Skip the pictures and extract all of the lines exactly as written.

▶ **DATA SHOWN**
=======

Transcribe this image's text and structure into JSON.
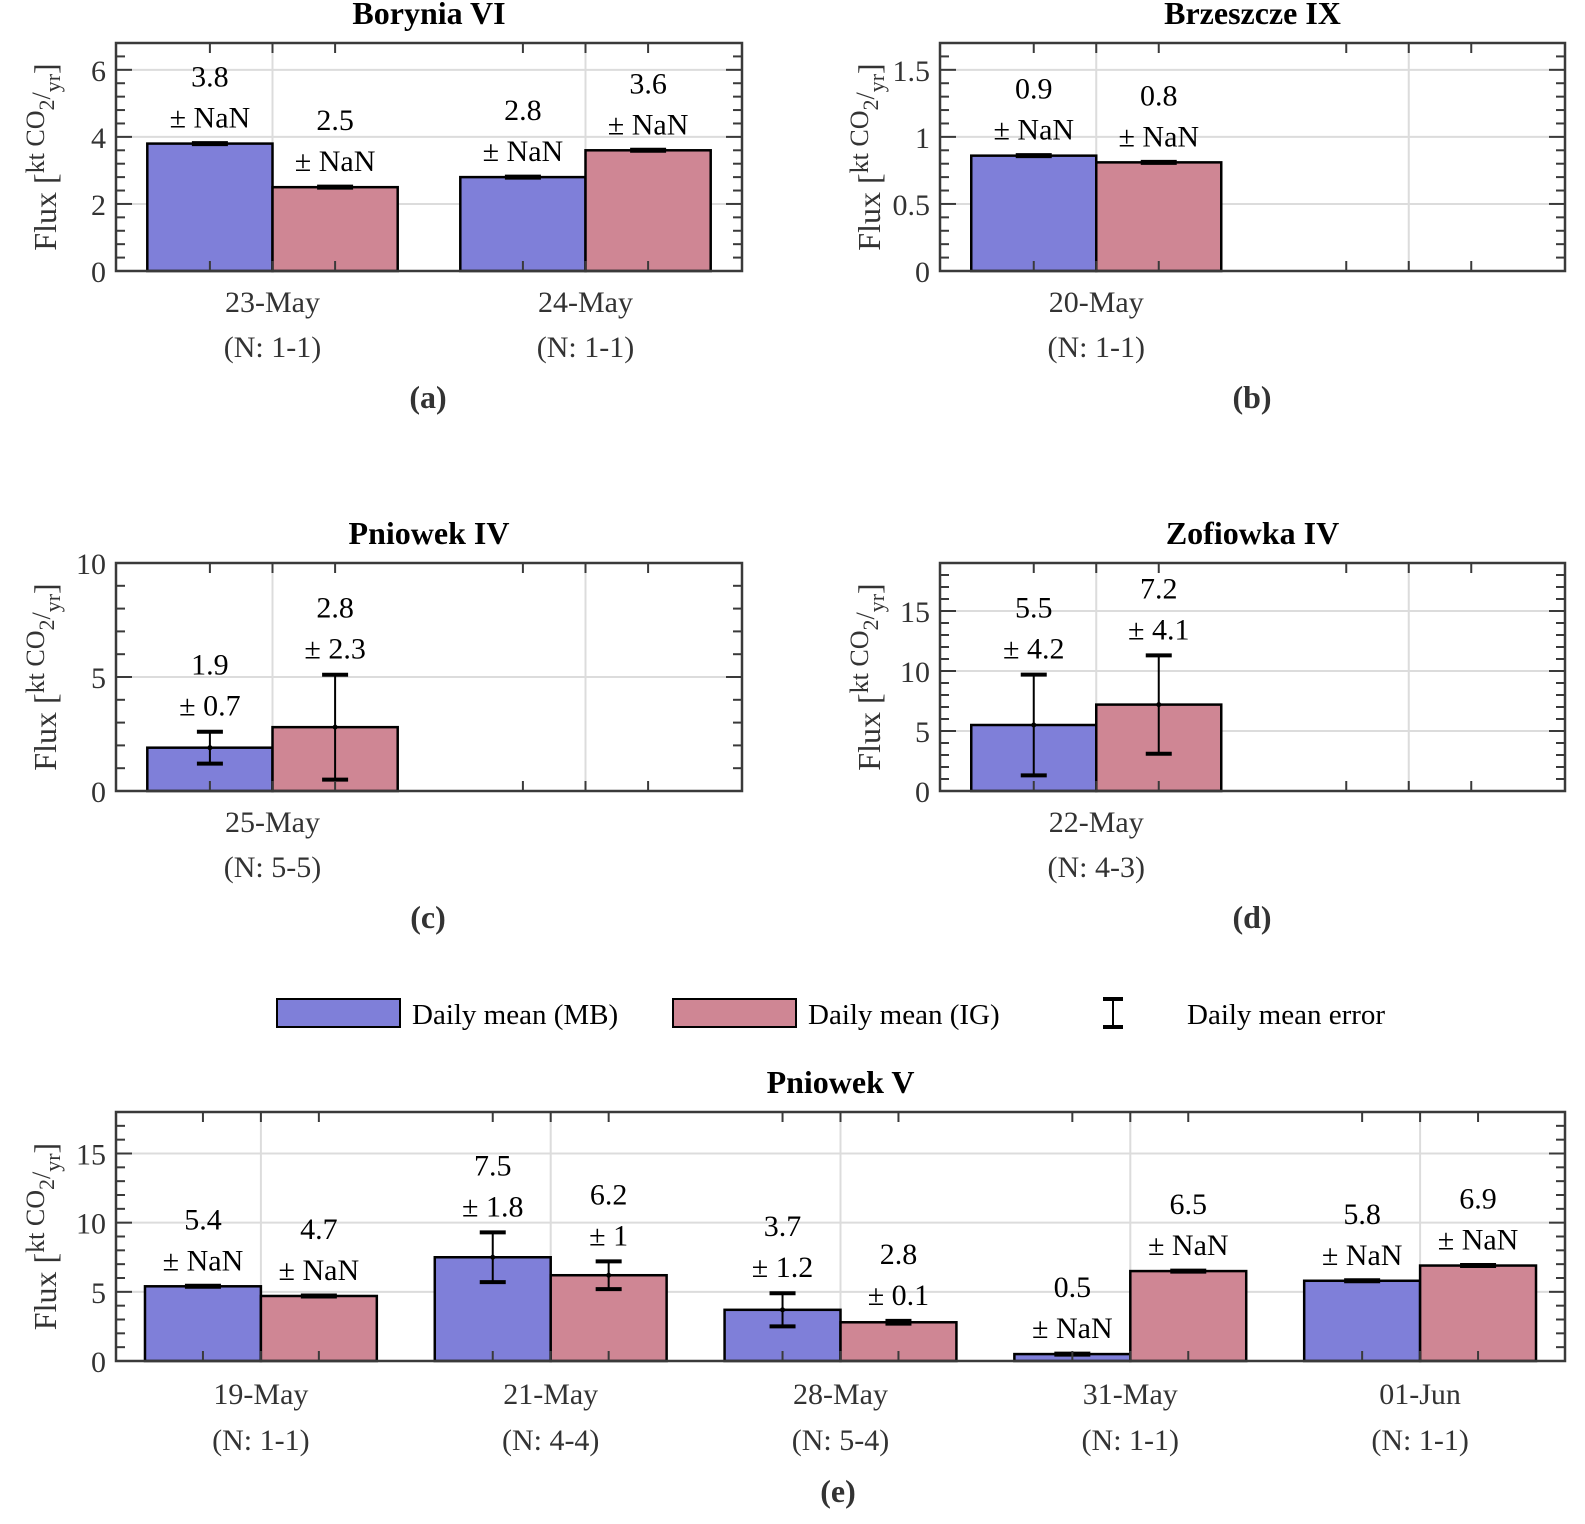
{
  "legend": {
    "items": [
      {
        "label": "Daily mean (MB)",
        "type": "bar",
        "color": "#7f7fd9"
      },
      {
        "label": "Daily mean (IG)",
        "type": "bar",
        "color": "#cf8694"
      },
      {
        "label": "Daily mean error",
        "type": "errorbar",
        "color": "#000000"
      }
    ]
  },
  "ylabel_parts": {
    "prefix": "Flux [",
    "sup": "kt CO",
    "sub": "2",
    "slash": "/",
    "sub2": "yr",
    "suffix": "]"
  },
  "chart_data": [
    {
      "type": "bar",
      "panel": "(a)",
      "title": "Borynia VI",
      "ylabel": "Flux [kt CO2/yr]",
      "ylim": [
        0,
        6.8
      ],
      "yticks": [
        0,
        2,
        4,
        6
      ],
      "grid": true,
      "categories": [
        "23-May",
        "24-May"
      ],
      "counts": [
        "(N: 1-1)",
        "(N: 1-1)"
      ],
      "series": [
        {
          "name": "Daily mean (MB)",
          "values": [
            3.8,
            2.8
          ],
          "errors": [
            null,
            null
          ],
          "labels": [
            "3.8",
            "2.8"
          ],
          "error_labels": [
            "± NaN",
            "± NaN"
          ]
        },
        {
          "name": "Daily mean (IG)",
          "values": [
            2.5,
            3.6
          ],
          "errors": [
            null,
            null
          ],
          "labels": [
            "2.5",
            "3.6"
          ],
          "error_labels": [
            "± NaN",
            "± NaN"
          ]
        }
      ]
    },
    {
      "type": "bar",
      "panel": "(b)",
      "title": "Brzeszcze IX",
      "ylabel": "Flux [kt CO2/yr]",
      "ylim": [
        0,
        1.7
      ],
      "yticks": [
        0,
        0.5,
        1,
        1.5
      ],
      "grid": true,
      "categories": [
        "20-May"
      ],
      "counts": [
        "(N: 1-1)"
      ],
      "series": [
        {
          "name": "Daily mean (MB)",
          "values": [
            0.86
          ],
          "errors": [
            null
          ],
          "labels": [
            "0.9"
          ],
          "error_labels": [
            "± NaN"
          ]
        },
        {
          "name": "Daily mean (IG)",
          "values": [
            0.81
          ],
          "errors": [
            null
          ],
          "labels": [
            "0.8"
          ],
          "error_labels": [
            "± NaN"
          ]
        }
      ]
    },
    {
      "type": "bar",
      "panel": "(c)",
      "title": "Pniowek IV",
      "ylabel": "Flux [kt CO2/yr]",
      "ylim": [
        0,
        10
      ],
      "yticks": [
        0,
        5,
        10
      ],
      "grid": true,
      "categories": [
        "25-May"
      ],
      "counts": [
        "(N: 5-5)"
      ],
      "series": [
        {
          "name": "Daily mean (MB)",
          "values": [
            1.9
          ],
          "errors": [
            0.7
          ],
          "labels": [
            "1.9"
          ],
          "error_labels": [
            "± 0.7"
          ]
        },
        {
          "name": "Daily mean (IG)",
          "values": [
            2.8
          ],
          "errors": [
            2.3
          ],
          "labels": [
            "2.8"
          ],
          "error_labels": [
            "± 2.3"
          ]
        }
      ]
    },
    {
      "type": "bar",
      "panel": "(d)",
      "title": "Zofiowka IV",
      "ylabel": "Flux [kt CO2/yr]",
      "ylim": [
        0,
        19
      ],
      "yticks": [
        0,
        5,
        10,
        15
      ],
      "grid": true,
      "categories": [
        "22-May"
      ],
      "counts": [
        "(N: 4-3)"
      ],
      "series": [
        {
          "name": "Daily mean (MB)",
          "values": [
            5.5
          ],
          "errors": [
            4.2
          ],
          "labels": [
            "5.5"
          ],
          "error_labels": [
            "± 4.2"
          ]
        },
        {
          "name": "Daily mean (IG)",
          "values": [
            7.2
          ],
          "errors": [
            4.1
          ],
          "labels": [
            "7.2"
          ],
          "error_labels": [
            "± 4.1"
          ]
        }
      ]
    },
    {
      "type": "bar",
      "panel": "(e)",
      "title": "Pniowek V",
      "ylabel": "Flux [kt CO2/yr]",
      "ylim": [
        0,
        18
      ],
      "yticks": [
        0,
        5,
        10,
        15
      ],
      "grid": true,
      "categories": [
        "19-May",
        "21-May",
        "28-May",
        "31-May",
        "01-Jun"
      ],
      "counts": [
        "(N: 1-1)",
        "(N: 4-4)",
        "(N: 5-4)",
        "(N: 1-1)",
        "(N: 1-1)"
      ],
      "series": [
        {
          "name": "Daily mean (MB)",
          "values": [
            5.4,
            7.5,
            3.7,
            0.5,
            5.8
          ],
          "errors": [
            null,
            1.8,
            1.2,
            null,
            null
          ],
          "labels": [
            "5.4",
            "7.5",
            "3.7",
            "0.5",
            "5.8"
          ],
          "error_labels": [
            "± NaN",
            "± 1.8",
            "± 1.2",
            "± NaN",
            "± NaN"
          ]
        },
        {
          "name": "Daily mean (IG)",
          "values": [
            4.7,
            6.2,
            2.8,
            6.5,
            6.9
          ],
          "errors": [
            null,
            1.0,
            0.1,
            null,
            null
          ],
          "labels": [
            "4.7",
            "6.2",
            "2.8",
            "6.5",
            "6.9"
          ],
          "error_labels": [
            "± NaN",
            "± 1",
            "± 0.1",
            "± NaN",
            "± NaN"
          ]
        }
      ]
    }
  ]
}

=======

▶ **EXERCISE OUTPUT**
Transcribe this image's text and structure into JSON.
{
  "legend": {
    "items": [
      {
        "label": "Daily mean (MB)",
        "type": "bar",
        "color": "#7f7fd9"
      },
      {
        "label": "Daily mean (IG)",
        "type": "bar",
        "color": "#cf8694"
      },
      {
        "label": "Daily mean error",
        "type": "errorbar",
        "color": "#000000"
      }
    ]
  },
  "ylabel_parts": {
    "prefix": "Flux [",
    "sup": "kt CO",
    "sub": "2",
    "slash": "/",
    "sub2": "yr",
    "suffix": "]"
  },
  "chart_data": [
    {
      "type": "bar",
      "panel": "(a)",
      "title": "Borynia VI",
      "ylabel": "Flux [kt CO2/yr]",
      "ylim": [
        0,
        6.8
      ],
      "yticks": [
        0,
        2,
        4,
        6
      ],
      "grid": true,
      "categories": [
        "23-May",
        "24-May"
      ],
      "counts": [
        "(N: 1-1)",
        "(N: 1-1)"
      ],
      "series": [
        {
          "name": "Daily mean (MB)",
          "values": [
            3.8,
            2.8
          ],
          "errors": [
            null,
            null
          ],
          "labels": [
            "3.8",
            "2.8"
          ],
          "error_labels": [
            "± NaN",
            "± NaN"
          ]
        },
        {
          "name": "Daily mean (IG)",
          "values": [
            2.5,
            3.6
          ],
          "errors": [
            null,
            null
          ],
          "labels": [
            "2.5",
            "3.6"
          ],
          "error_labels": [
            "± NaN",
            "± NaN"
          ]
        }
      ]
    },
    {
      "type": "bar",
      "panel": "(b)",
      "title": "Brzeszcze IX",
      "ylabel": "Flux [kt CO2/yr]",
      "ylim": [
        0,
        1.7
      ],
      "yticks": [
        0,
        0.5,
        1,
        1.5
      ],
      "grid": true,
      "categories": [
        "20-May"
      ],
      "counts": [
        "(N: 1-1)"
      ],
      "series": [
        {
          "name": "Daily mean (MB)",
          "values": [
            0.86
          ],
          "errors": [
            null
          ],
          "labels": [
            "0.9"
          ],
          "error_labels": [
            "± NaN"
          ]
        },
        {
          "name": "Daily mean (IG)",
          "values": [
            0.81
          ],
          "errors": [
            null
          ],
          "labels": [
            "0.8"
          ],
          "error_labels": [
            "± NaN"
          ]
        }
      ]
    },
    {
      "type": "bar",
      "panel": "(c)",
      "title": "Pniowek IV",
      "ylabel": "Flux [kt CO2/yr]",
      "ylim": [
        0,
        10
      ],
      "yticks": [
        0,
        5,
        10
      ],
      "grid": true,
      "categories": [
        "25-May"
      ],
      "counts": [
        "(N: 5-5)"
      ],
      "series": [
        {
          "name": "Daily mean (MB)",
          "values": [
            1.9
          ],
          "errors": [
            0.7
          ],
          "labels": [
            "1.9"
          ],
          "error_labels": [
            "± 0.7"
          ]
        },
        {
          "name": "Daily mean (IG)",
          "values": [
            2.8
          ],
          "errors": [
            2.3
          ],
          "labels": [
            "2.8"
          ],
          "error_labels": [
            "± 2.3"
          ]
        }
      ]
    },
    {
      "type": "bar",
      "panel": "(d)",
      "title": "Zofiowka IV",
      "ylabel": "Flux [kt CO2/yr]",
      "ylim": [
        0,
        19
      ],
      "yticks": [
        0,
        5,
        10,
        15
      ],
      "grid": true,
      "categories": [
        "22-May"
      ],
      "counts": [
        "(N: 4-3)"
      ],
      "series": [
        {
          "name": "Daily mean (MB)",
          "values": [
            5.5
          ],
          "errors": [
            4.2
          ],
          "labels": [
            "5.5"
          ],
          "error_labels": [
            "± 4.2"
          ]
        },
        {
          "name": "Daily mean (IG)",
          "values": [
            7.2
          ],
          "errors": [
            4.1
          ],
          "labels": [
            "7.2"
          ],
          "error_labels": [
            "± 4.1"
          ]
        }
      ]
    },
    {
      "type": "bar",
      "panel": "(e)",
      "title": "Pniowek V",
      "ylabel": "Flux [kt CO2/yr]",
      "ylim": [
        0,
        18
      ],
      "yticks": [
        0,
        5,
        10,
        15
      ],
      "grid": true,
      "categories": [
        "19-May",
        "21-May",
        "28-May",
        "31-May",
        "01-Jun"
      ],
      "counts": [
        "(N: 1-1)",
        "(N: 4-4)",
        "(N: 5-4)",
        "(N: 1-1)",
        "(N: 1-1)"
      ],
      "series": [
        {
          "name": "Daily mean (MB)",
          "values": [
            5.4,
            7.5,
            3.7,
            0.5,
            5.8
          ],
          "errors": [
            null,
            1.8,
            1.2,
            null,
            null
          ],
          "labels": [
            "5.4",
            "7.5",
            "3.7",
            "0.5",
            "5.8"
          ],
          "error_labels": [
            "± NaN",
            "± 1.8",
            "± 1.2",
            "± NaN",
            "± NaN"
          ]
        },
        {
          "name": "Daily mean (IG)",
          "values": [
            4.7,
            6.2,
            2.8,
            6.5,
            6.9
          ],
          "errors": [
            null,
            1.0,
            0.1,
            null,
            null
          ],
          "labels": [
            "4.7",
            "6.2",
            "2.8",
            "6.5",
            "6.9"
          ],
          "error_labels": [
            "± NaN",
            "± 1",
            "± 0.1",
            "± NaN",
            "± NaN"
          ]
        }
      ]
    }
  ]
}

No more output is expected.